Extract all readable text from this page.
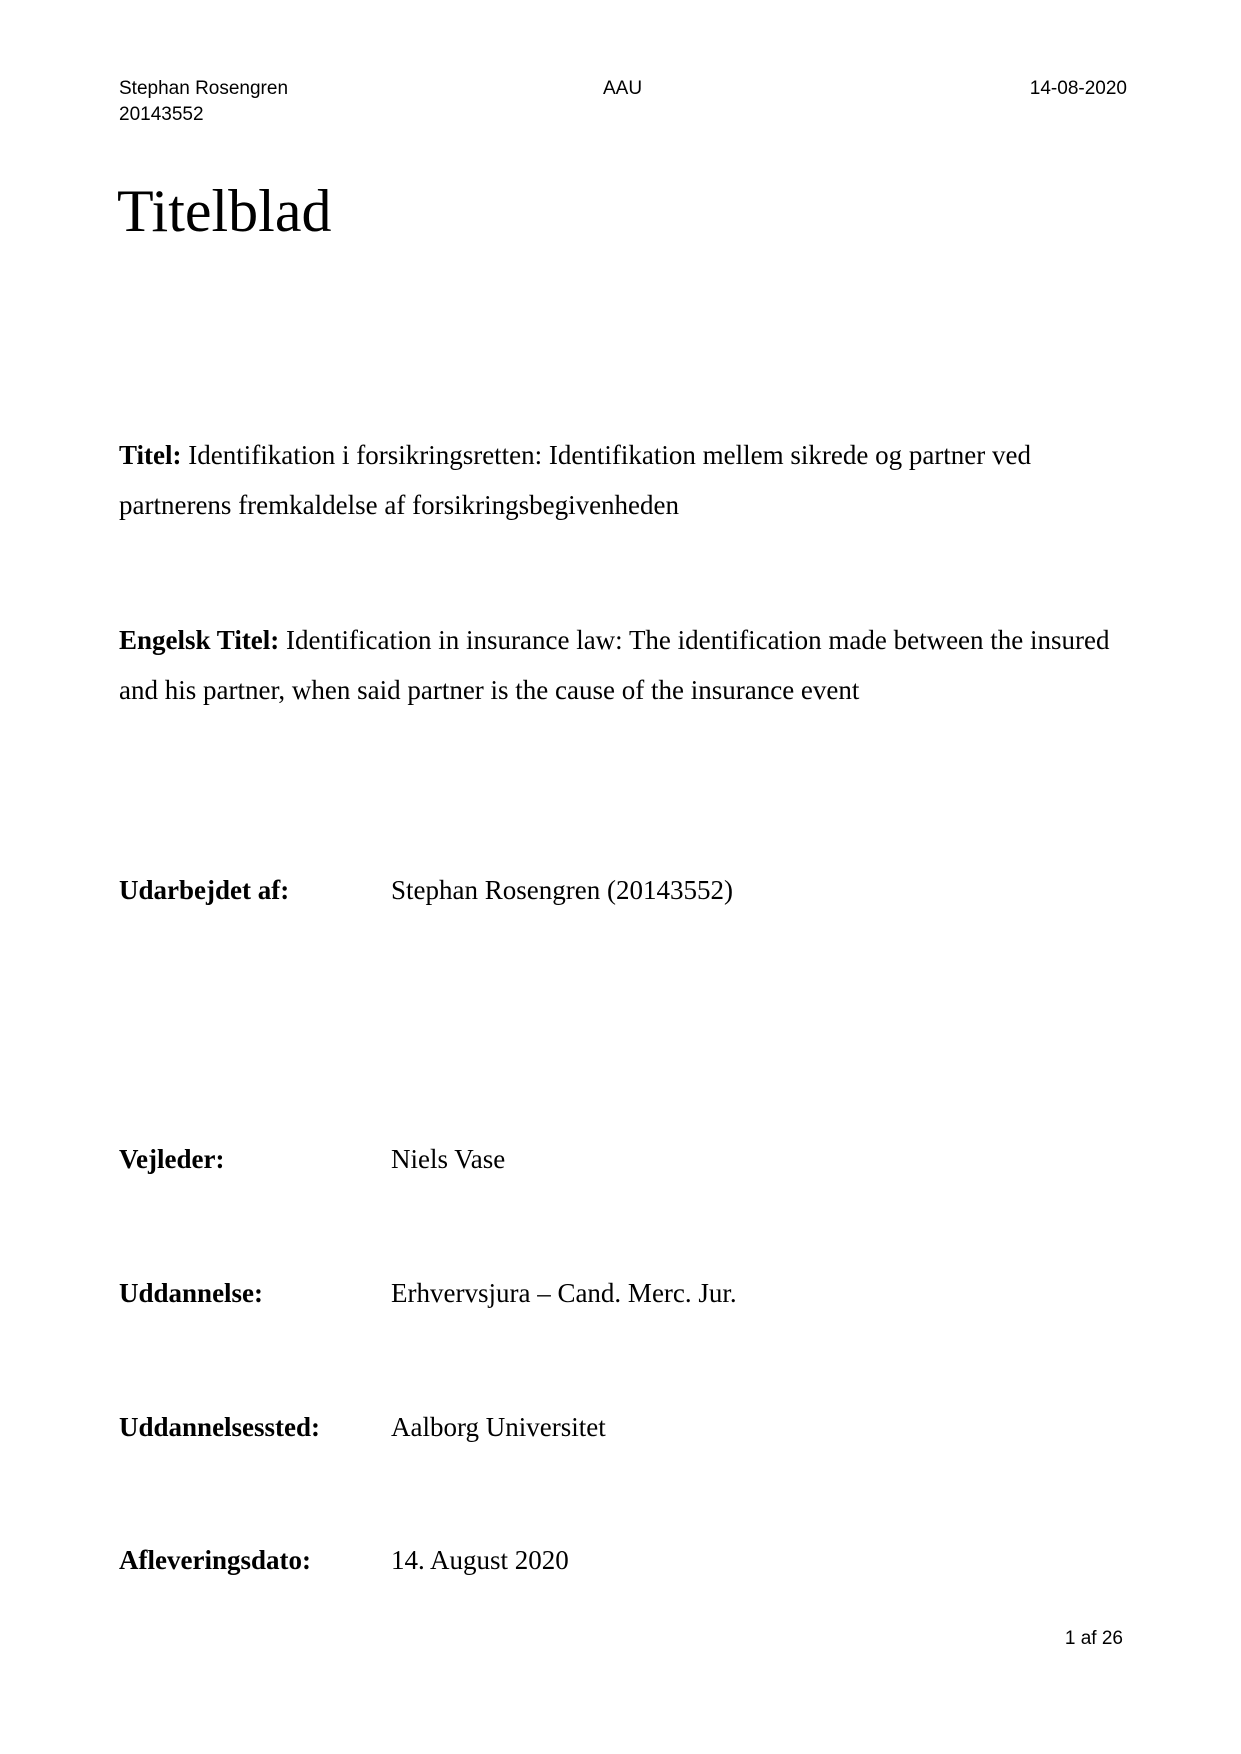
Stephan Rosengren
20143552
AAU	14-08-2020
Titelblad

Titel: Identifikation i forsikringsretten: Identifikation mellem sikrede og partner ved partnerens fremkaldelse af forsikringsbegivenheden

Engelsk Titel: Identification in insurance law: The identification made between the insured and his partner, when said partner is the cause of the insurance event

Udarbejdet af:	Stephan Rosengren (20143552)
Vejleder:	Niels Vase
Uddannelse:	Erhvervsjura – Cand. Merc. Jur.
Uddannelsessted:	Aalborg Universitet
Afleveringsdato:	14. August 2020
1 af 26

Problem details
Quote every record above exactly, leaving out the pictures.

Solution for this task
Extract all readable text from this page.
Stephan Rosengren
20143552
AAU	14-08-2020
Titelblad

Titel: Identifikation i forsikringsretten: Identifikation mellem sikrede og partner ved partnerens fremkaldelse af forsikringsbegivenheden

Engelsk Titel: Identification in insurance law: The identification made between the insured and his partner, when said partner is the cause of the insurance event

Udarbejdet af:	Stephan Rosengren (20143552)
Vejleder:	Niels Vase
Uddannelse:	Erhvervsjura – Cand. Merc. Jur.
Uddannelsessted:	Aalborg Universitet
Afleveringsdato:	14. August 2020
1 af 26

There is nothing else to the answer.